Texto de origem:
A colonização extrativista e exploradora à qual foi submetida a população oriunda do Brasil tinha como objetivo a extração mineral e a exportação de espécies vegetais como o pau – brasil, a cana de açúcar. A cultura da cana não chegou atingir o litoral, a cana era usada única e exclusivamente para a produção de aguardente, a memória está registrada nos alambiques e engenhos de Casanga, Lagoinha e da Casa da Fazenda. Na década de 30 a principal atividade econômica, era o café, tanto no litoral como na região vizinha do Vale do Paraíba. Com a queda da bolsa em 1929, Estados Unidos diminuiu a importação e o preço do café. Sendo o café a base da economia nacional causou uma grande crise de desemprego cuja fonte era esta monocultura que estava falida. Grande parte do contingente deslocou-se para o litoral e passou-se a desenvolver uma agricultura de subsistência e complementarmente a pesca.

Este é o momento auge do litoral ubatubense, o período da tainha nos cercos da praia. Conjuntamente se dá o grande momento das canoas de voga que transportam excedentes de produtos agrícolas, peixe seco, aguardente e pessoas para os centros urbanos, trazendo de volta produtos como tecido, querosene, anzóis, etc. A partir de 1929, as canoas de voga caem em desuso com o surgimento do barco à motor.

Trabalho a fazer: Devolva, sem nenhuma alteração, o trecho do texto sobre o litoral de Ubatuba que abre com as palavras que contêm "Este é o momento" e fecha com "barco à motor.".

Entradas fornecidas:
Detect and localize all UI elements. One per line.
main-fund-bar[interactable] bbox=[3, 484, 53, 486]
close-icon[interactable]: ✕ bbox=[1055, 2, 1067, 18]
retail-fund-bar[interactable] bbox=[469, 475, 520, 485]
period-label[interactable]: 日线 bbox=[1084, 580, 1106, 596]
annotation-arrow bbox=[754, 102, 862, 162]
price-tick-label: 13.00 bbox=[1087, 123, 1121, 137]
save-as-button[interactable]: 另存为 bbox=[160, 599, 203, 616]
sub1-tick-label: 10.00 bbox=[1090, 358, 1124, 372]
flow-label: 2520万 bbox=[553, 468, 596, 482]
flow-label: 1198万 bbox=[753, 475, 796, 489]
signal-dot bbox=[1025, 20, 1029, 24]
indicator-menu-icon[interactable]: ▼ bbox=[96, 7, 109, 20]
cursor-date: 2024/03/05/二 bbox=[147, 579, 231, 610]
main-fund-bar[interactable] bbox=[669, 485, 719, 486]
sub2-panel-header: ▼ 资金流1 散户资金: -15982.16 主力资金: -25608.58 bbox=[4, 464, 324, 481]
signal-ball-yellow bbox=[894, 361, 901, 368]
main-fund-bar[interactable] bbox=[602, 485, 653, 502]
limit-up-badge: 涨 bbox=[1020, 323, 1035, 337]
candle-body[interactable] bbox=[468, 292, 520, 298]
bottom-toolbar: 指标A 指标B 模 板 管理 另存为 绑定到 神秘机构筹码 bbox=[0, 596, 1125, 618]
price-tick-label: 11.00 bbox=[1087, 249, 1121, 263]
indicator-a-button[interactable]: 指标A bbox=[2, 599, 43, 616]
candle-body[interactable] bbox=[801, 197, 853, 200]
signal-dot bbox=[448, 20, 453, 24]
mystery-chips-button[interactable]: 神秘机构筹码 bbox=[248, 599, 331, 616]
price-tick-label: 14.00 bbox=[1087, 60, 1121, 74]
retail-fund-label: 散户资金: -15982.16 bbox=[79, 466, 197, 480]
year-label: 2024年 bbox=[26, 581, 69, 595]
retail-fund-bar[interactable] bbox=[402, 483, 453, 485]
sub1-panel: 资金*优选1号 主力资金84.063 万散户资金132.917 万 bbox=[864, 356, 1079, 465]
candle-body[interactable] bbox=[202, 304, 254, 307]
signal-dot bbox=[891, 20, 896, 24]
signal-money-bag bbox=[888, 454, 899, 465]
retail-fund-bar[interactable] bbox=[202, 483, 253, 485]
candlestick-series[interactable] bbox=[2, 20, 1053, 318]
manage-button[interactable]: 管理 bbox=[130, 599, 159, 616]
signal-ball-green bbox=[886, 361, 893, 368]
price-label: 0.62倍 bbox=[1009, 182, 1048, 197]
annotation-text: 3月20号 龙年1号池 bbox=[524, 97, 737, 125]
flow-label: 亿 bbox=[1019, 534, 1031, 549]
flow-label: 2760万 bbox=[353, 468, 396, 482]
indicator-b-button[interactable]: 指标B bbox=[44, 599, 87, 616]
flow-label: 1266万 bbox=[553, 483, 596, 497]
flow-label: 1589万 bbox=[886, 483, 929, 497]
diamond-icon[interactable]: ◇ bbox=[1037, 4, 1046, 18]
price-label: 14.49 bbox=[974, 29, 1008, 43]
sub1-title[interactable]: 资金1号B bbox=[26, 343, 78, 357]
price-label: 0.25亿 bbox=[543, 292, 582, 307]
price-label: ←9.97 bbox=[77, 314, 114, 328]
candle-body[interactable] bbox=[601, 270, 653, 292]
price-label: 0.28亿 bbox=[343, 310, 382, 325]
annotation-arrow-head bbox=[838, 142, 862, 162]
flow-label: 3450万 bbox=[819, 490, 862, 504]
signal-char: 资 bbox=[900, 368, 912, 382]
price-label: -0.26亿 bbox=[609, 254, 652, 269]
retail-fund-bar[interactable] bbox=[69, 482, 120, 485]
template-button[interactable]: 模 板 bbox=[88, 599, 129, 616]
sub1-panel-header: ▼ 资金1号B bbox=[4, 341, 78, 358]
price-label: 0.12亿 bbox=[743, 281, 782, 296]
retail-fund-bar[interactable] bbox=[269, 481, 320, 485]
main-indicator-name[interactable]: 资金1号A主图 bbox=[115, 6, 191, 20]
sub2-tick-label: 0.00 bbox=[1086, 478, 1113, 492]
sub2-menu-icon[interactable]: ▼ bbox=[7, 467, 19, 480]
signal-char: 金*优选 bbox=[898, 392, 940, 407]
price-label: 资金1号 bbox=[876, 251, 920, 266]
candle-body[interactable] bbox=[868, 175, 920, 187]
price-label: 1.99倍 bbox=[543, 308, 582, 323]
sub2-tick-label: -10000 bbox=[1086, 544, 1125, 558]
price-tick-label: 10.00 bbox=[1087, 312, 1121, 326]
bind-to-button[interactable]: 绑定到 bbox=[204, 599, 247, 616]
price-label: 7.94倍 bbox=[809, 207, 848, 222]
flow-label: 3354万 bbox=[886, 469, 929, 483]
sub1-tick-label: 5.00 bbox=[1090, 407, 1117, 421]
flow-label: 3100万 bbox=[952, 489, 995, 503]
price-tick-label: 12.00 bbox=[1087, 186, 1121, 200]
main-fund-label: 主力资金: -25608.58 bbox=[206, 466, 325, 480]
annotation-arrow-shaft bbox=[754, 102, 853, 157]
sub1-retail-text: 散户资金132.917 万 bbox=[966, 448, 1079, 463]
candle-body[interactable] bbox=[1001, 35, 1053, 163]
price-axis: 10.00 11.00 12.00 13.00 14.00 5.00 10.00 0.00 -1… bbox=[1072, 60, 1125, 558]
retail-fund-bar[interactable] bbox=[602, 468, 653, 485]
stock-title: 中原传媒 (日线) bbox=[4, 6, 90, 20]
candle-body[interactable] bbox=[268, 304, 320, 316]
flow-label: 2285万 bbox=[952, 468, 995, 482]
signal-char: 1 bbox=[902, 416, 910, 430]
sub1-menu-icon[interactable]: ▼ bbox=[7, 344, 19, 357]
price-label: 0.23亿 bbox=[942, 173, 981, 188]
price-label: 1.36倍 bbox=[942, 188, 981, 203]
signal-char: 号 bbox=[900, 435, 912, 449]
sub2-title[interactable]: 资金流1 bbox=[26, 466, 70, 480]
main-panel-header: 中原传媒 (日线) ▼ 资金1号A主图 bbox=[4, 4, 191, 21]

Problema resolvido:
Este é o momento auge do litoral ubatubense, o período da tainha nos cercos da praia. Conjuntamente se dá o grande momento das canoas de voga que transportam excedentes de produtos agrícolas, peixe seco, aguardente e pessoas para os centros urbanos, trazendo de volta produtos como tecido, querosene, anzóis, etc. A partir de 1929, as canoas de voga caem em desuso com o surgimento do barco à motor.